_練習問題 1:_ 金属多孔質焼結体に関する特許文書のうち、「Description」から「を用いたフィルターに関する。」までを、両端も含めてそのまま引用してください。
_練習問題 2:_ 金属多孔質焼結体に関する特許文書によると、従来のDPF用フィルターには何製のハニカムが用いられていますか。
_練習問題 3:_ 金属多孔質焼結体に関する特許文書を、最後に示された文の後から書き継いでください。

_抜粋本文:_
すなわち本発明は、内部に一部もしくは全部が連通する空洞状の空間が分散しており、該空間を構成する壁面に細孔が形成された金属多孔質焼結体であって、BET表面積が700cm/cm以上、水銀圧入法により測定する壁面の細孔の平均直径が1μm以上であることを特徴とする金属多孔質焼結体である。
【選択図】 図1

Description

【0001】
【発明の属する技術分野】
本発明は、ディーゼルエンジンの排気ガス中の煤を除去するためのフィルター材、即ち、ディーゼルパテキュラーフィルター(以下DPFと略す。)や焼却炉および火力発電所の燃焼ガス等の集塵機用フィルター等に使用することが出来る金属多孔質焼結体およびそれを用いたフィルターに関する。
【0002】
【従来の技術】
従来、DPF用フィルターとしては、耐熱性があるコージェライト(セラミックス)製ハニカムが用いられている。しかし、セラミックスは振動や熱衝撃により破損しやすく、また、低熱伝導のためにフィルターに捕捉された炭素を主成分とする煤が燃焼するときに局所的な加熱(ヒートスポット)が発生し、クラックや溶損が発生し問題となっている。そこで、セラミックスよりも強度があり熱伝導率の高い金属製のDPF用フィルターの提案がなされている。

_資料:_
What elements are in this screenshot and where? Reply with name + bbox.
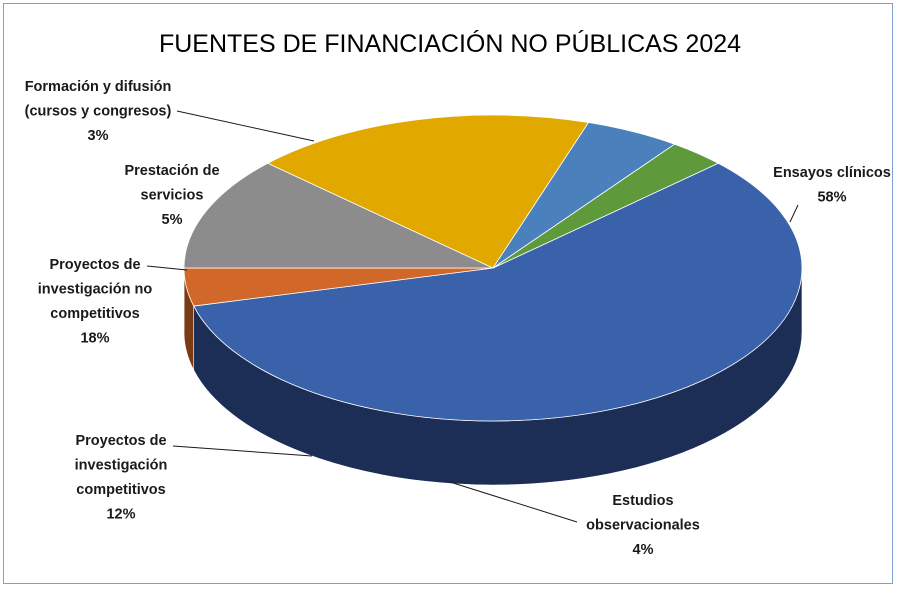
slice-0	[193, 162, 803, 422]
leader-line-0	[789, 204, 799, 223]
slice-label-line: 3%	[88, 128, 109, 144]
slice-label-1: Estudios observacionales 4%	[586, 493, 700, 558]
slice-label-line: observacionales	[586, 518, 700, 534]
slice-label-line: Prestación de	[124, 163, 219, 179]
chart-title: FUENTES DE FINANCIACIÓN NO PÚBLICAS 2024	[158, 30, 742, 58]
slice-label-line: investigación	[75, 458, 168, 474]
slice-label-line: 12%	[106, 507, 135, 523]
slice-label-line: Ensayos clínicos	[773, 165, 891, 181]
leader-line-5	[176, 110, 315, 142]
slice-label-2: Proyectos de investigación competitivos 12%	[75, 433, 168, 523]
slice-label-line: competitivos	[50, 306, 139, 322]
slice-label-line: Proyectos de	[75, 433, 166, 449]
slice-label-line: investigación no	[38, 282, 153, 298]
slice-label-line: (cursos y congresos)	[25, 104, 172, 120]
slice-label-3: Proyectos de investigación no competitivos…	[38, 257, 153, 347]
leader-line-1	[449, 481, 578, 523]
slice-label-line: Estudios	[612, 493, 673, 509]
slice-label-line: servicios	[141, 188, 204, 204]
slice-5	[492, 143, 720, 269]
slice-label-line: 58%	[817, 190, 846, 206]
slice-3	[266, 114, 590, 269]
slice-2	[183, 162, 494, 269]
slice-label-line: competitivos	[76, 482, 165, 498]
slice-label-line: 5%	[162, 212, 183, 228]
slice-label-line: 18%	[80, 331, 109, 347]
slice-label-5: Formación y difusión (cursos y congresos)…	[25, 79, 172, 144]
leader-line-2	[172, 445, 313, 457]
slice-label-line: 4%	[633, 542, 654, 558]
slice-label-0: Ensayos clínicos 58%	[773, 165, 891, 206]
slice-label-line: Formación y difusión	[25, 79, 172, 95]
leader-line-3	[146, 265, 188, 271]
slice-label-4: Prestación de servicios 5%	[124, 163, 219, 228]
slice-label-line: Proyectos de	[49, 257, 140, 273]
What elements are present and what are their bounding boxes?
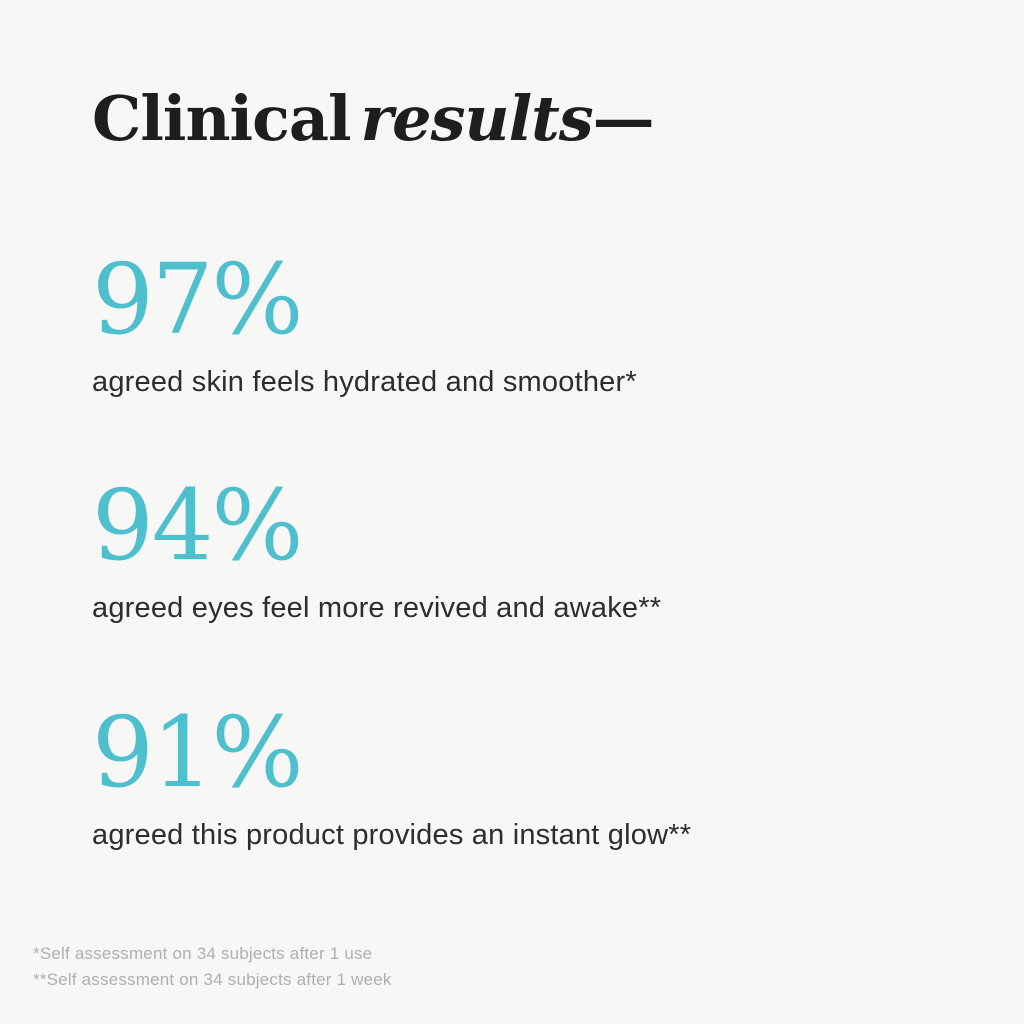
title-em-dash: — — [592, 82, 655, 155]
stat-item-hydration: 97% agreed skin feels hydrated and smoot… — [92, 251, 964, 399]
footnote-line-1: *Self assessment on 34 subjects after 1 … — [33, 944, 373, 963]
footnote-line-2: **Self assessment on 34 subjects after 1… — [33, 970, 392, 989]
stat-value: 97% — [92, 243, 304, 357]
stat-description: agreed eyes feel more revived and awake*… — [92, 592, 662, 625]
stat-value: 94% — [92, 469, 304, 583]
page-title: Clinical results— — [92, 86, 964, 151]
stat-value: 91% — [92, 695, 304, 809]
stats-list: 97% agreed skin feels hydrated and smoot… — [92, 251, 964, 852]
stat-description: agreed this product provides an instant … — [92, 818, 692, 851]
footnotes: *Self assessment on 34 subjects after 1 … — [33, 941, 392, 993]
stat-item-glow: 91% agreed this product provides an inst… — [92, 704, 964, 852]
stat-item-eyes: 94% agreed eyes feel more revived and aw… — [92, 477, 964, 625]
stat-description: agreed skin feels hydrated and smoother* — [92, 366, 637, 399]
main-content: Clinical results— 97% agreed skin feels h… — [92, 86, 964, 852]
title-word-results: results — [360, 82, 593, 155]
title-word-clinical: Clinical — [92, 82, 352, 155]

_解答 1:_
Description

【0001】
【発明の属する技術分野】
本発明は、ディーゼルエンジンの排気ガス中の煤を除去するためのフィルター材、即ち、ディーゼルパテキュラーフィルター(以下DPFと略す。)や焼却炉および火力発電所の燃焼ガス等の集塵機用フィルター等に使用することが出来る金属多孔質焼結体およびそれを用いたフィルターに関する。

_解答 2:_ 耐熱性があるコージェライト(セラミックス)製のハニカムです。

_解答 3:_
たとえば、3次元網目構造を持つ金属製ポーラス体をフィルターとして採用することが提案されている(特許文献1参照。)。この提案は、耐クラック、耐溶損性という点で優れたものであり、また、構造的にもハニカムに比べ簡略化できる。
【0003】
【特許文献1】
特開平5−312017号公報
【0004】
【発明が解決しようとする課題】
上述した3次元網目構造の金属製ポーラス体は、熱衝撃による耐クラック性や耐溶損の点では有利であるものの、煤の捕捉性能が低いという問題がある。これは、従来の3次元網目構造の金属製ポーラス体は、骨格が細いために表面積が小さい。このために、煤粒子の骨格への衝突の確率が低く、また、骨格表面が滑らかなために、付着した煤が不安定であり、ある程度付着すると骨格から剥離してしまうために、捕捉率が低いと考えられる。この結果、エンジンで発生した煤がフィルターで捕捉されずにそのまま大気中へ放出される割合が高くなる。また、捕捉率を上げるには、フィルターを厚く大きくする必要があり、DPF自体が大きなものになってしまい、車載用としては問題が出てくる。
本発明の目的は、煤等の微細な被除去物の捕捉率が高いフィルター等に用いることができる金属多孔質焼結体およびそれを用いたフィルターを提供することである。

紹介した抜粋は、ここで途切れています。